Task: Copy out the lines below word for word, starting at the first line and ending at the line that contains "344, 49, 351]", with both of those lines included.

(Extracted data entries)
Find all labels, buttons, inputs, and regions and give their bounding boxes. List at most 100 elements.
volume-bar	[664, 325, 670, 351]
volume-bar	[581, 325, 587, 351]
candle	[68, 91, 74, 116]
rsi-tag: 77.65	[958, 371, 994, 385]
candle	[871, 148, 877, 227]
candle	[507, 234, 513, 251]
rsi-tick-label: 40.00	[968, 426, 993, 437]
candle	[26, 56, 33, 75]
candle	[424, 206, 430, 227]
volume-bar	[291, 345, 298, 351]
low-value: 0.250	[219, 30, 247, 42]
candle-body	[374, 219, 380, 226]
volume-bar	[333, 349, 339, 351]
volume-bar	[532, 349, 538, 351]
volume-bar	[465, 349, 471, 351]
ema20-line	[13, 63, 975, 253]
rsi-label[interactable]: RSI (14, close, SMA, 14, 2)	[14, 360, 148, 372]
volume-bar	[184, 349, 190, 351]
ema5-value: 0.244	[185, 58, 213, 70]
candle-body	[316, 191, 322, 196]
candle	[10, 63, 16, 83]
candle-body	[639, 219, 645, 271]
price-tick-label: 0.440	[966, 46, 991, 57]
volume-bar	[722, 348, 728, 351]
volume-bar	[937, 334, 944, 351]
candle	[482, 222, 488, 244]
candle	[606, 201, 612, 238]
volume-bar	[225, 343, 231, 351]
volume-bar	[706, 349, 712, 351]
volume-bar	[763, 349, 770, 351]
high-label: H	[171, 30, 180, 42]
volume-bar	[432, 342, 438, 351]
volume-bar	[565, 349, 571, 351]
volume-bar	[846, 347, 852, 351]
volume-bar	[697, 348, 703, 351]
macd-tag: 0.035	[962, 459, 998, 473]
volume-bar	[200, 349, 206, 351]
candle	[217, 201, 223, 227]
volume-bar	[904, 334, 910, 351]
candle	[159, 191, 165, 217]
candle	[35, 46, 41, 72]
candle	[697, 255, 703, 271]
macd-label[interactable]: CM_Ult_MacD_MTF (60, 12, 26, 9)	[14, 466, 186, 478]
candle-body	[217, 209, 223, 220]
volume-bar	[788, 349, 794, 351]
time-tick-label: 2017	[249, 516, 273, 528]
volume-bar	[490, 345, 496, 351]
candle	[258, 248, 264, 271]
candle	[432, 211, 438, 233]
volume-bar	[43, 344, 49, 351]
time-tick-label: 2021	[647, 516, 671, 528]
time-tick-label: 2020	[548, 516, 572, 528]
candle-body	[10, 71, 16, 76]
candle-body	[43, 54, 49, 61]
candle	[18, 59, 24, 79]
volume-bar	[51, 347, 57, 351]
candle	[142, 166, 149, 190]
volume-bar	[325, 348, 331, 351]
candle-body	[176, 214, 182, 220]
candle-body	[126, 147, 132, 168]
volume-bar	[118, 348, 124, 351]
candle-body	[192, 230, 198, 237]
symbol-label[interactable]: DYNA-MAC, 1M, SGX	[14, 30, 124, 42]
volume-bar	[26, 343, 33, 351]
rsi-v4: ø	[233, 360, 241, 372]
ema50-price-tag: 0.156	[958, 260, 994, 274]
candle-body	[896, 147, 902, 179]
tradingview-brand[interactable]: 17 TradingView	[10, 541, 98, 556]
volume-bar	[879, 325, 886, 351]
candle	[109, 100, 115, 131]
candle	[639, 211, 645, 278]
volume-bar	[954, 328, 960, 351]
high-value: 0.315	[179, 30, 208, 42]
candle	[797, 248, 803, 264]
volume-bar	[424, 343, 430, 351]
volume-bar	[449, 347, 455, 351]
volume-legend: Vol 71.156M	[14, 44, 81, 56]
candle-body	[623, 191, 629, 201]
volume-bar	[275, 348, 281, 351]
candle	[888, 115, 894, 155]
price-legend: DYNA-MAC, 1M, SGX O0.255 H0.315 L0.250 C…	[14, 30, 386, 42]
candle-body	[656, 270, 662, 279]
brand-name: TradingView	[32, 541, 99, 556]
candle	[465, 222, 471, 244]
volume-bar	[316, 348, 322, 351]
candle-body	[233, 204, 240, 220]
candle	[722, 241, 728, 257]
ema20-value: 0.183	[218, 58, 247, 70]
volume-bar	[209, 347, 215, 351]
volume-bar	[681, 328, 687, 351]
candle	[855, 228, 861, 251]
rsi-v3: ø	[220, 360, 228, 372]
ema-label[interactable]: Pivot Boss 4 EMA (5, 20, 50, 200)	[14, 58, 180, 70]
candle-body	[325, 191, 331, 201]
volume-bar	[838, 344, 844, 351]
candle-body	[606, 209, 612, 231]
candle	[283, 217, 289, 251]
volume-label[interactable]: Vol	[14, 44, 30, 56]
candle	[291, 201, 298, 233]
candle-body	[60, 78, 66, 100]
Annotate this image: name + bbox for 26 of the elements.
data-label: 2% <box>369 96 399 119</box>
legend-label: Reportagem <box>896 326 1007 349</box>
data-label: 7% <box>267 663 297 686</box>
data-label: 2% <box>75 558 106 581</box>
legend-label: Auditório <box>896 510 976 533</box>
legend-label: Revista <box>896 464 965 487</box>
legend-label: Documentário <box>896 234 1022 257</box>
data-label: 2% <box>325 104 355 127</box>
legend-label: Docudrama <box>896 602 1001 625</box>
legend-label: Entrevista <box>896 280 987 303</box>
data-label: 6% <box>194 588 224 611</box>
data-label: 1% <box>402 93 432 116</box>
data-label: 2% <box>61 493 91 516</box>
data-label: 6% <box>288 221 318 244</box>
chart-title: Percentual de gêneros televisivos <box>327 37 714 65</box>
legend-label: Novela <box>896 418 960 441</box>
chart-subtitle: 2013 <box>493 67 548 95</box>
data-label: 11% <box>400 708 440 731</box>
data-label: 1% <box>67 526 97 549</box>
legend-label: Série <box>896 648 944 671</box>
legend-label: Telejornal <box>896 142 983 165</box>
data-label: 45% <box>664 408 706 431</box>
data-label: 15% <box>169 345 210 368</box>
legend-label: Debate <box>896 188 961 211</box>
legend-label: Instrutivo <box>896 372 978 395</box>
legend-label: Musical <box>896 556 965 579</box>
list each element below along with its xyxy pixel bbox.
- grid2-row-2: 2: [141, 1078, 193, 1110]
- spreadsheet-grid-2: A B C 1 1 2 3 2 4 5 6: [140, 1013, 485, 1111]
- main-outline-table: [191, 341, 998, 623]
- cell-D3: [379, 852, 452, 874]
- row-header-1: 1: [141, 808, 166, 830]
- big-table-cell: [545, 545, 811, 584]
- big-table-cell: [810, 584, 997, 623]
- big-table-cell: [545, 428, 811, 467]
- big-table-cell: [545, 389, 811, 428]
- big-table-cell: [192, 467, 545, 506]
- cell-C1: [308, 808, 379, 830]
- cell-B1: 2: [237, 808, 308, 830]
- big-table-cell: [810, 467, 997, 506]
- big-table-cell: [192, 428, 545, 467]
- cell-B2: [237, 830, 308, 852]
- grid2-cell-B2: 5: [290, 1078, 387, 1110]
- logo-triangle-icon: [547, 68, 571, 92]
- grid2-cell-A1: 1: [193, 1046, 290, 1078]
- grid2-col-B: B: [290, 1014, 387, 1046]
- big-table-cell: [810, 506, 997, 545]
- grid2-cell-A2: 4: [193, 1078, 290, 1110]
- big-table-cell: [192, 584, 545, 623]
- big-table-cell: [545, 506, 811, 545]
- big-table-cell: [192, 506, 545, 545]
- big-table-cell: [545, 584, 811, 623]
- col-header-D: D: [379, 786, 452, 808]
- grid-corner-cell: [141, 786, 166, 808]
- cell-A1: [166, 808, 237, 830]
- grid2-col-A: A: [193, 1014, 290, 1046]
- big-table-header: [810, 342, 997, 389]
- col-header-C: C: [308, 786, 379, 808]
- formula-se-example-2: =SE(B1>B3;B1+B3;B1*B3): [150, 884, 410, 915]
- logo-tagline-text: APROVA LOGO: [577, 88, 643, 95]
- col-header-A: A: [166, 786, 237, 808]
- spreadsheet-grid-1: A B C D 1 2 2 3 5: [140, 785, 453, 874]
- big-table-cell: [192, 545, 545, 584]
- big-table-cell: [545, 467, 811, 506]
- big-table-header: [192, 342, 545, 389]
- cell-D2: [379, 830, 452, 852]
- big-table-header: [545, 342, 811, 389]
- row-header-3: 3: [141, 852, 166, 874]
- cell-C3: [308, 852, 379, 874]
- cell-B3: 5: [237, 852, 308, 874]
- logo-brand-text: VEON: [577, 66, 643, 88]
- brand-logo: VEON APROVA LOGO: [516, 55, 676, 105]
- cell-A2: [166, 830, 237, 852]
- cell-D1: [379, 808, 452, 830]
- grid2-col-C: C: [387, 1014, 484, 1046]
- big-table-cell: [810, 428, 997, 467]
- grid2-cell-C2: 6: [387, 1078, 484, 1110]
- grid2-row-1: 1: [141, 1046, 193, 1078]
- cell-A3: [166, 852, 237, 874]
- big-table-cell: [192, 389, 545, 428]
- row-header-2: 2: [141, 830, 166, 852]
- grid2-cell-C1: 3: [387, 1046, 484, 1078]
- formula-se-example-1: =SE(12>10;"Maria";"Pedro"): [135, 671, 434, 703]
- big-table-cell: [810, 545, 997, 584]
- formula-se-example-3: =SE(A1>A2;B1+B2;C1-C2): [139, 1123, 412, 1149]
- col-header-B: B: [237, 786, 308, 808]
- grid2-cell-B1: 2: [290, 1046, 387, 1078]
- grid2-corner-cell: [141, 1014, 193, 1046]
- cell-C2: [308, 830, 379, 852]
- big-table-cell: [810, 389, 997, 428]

The answer:
Find all labels, buttons, inputs, and regions and give their bounding boxes. List at most 100 elements.
volume-bar	[664, 325, 670, 351]
volume-bar	[581, 325, 587, 351]
candle	[68, 91, 74, 116]
rsi-tag: 77.65	[958, 371, 994, 385]
candle	[871, 148, 877, 227]
candle	[507, 234, 513, 251]
rsi-tick-label: 40.00	[968, 426, 993, 437]
candle	[26, 56, 33, 75]
candle	[424, 206, 430, 227]
volume-bar	[291, 345, 298, 351]
low-value: 0.250	[219, 30, 247, 42]
candle-body	[374, 219, 380, 226]
volume-bar	[333, 349, 339, 351]
volume-bar	[532, 349, 538, 351]
volume-bar	[465, 349, 471, 351]
ema20-line	[13, 63, 975, 253]
rsi-label[interactable]: RSI (14, close, SMA, 14, 2)	[14, 360, 148, 372]
volume-bar	[184, 349, 190, 351]
ema5-value: 0.244	[185, 58, 213, 70]
candle-body	[316, 191, 322, 196]
candle	[10, 63, 16, 83]
candle-body	[639, 219, 645, 271]
price-tick-label: 0.440	[966, 46, 991, 57]
volume-bar	[722, 348, 728, 351]
volume-bar	[937, 334, 944, 351]
candle	[482, 222, 488, 244]
candle	[606, 201, 612, 238]
volume-bar	[225, 343, 231, 351]
volume-bar	[706, 349, 712, 351]
volume-bar	[763, 349, 770, 351]
high-label: H	[171, 30, 180, 42]
volume-bar	[432, 342, 438, 351]
volume-bar	[565, 349, 571, 351]
volume-bar	[846, 347, 852, 351]
volume-bar	[697, 348, 703, 351]
macd-tag: 0.035	[962, 459, 998, 473]
volume-bar	[200, 349, 206, 351]
candle	[217, 201, 223, 227]
volume-bar	[904, 334, 910, 351]
candle	[159, 191, 165, 217]
candle	[35, 46, 41, 72]
candle	[697, 255, 703, 271]
macd-label[interactable]: CM_Ult_MacD_MTF (60, 12, 26, 9)	[14, 466, 186, 478]
candle-body	[217, 209, 223, 220]
volume-bar	[788, 349, 794, 351]
time-tick-label: 2017	[249, 516, 273, 528]
volume-bar	[490, 345, 496, 351]
candle	[258, 248, 264, 271]
candle	[432, 211, 438, 233]
volume-bar	[43, 344, 49, 351]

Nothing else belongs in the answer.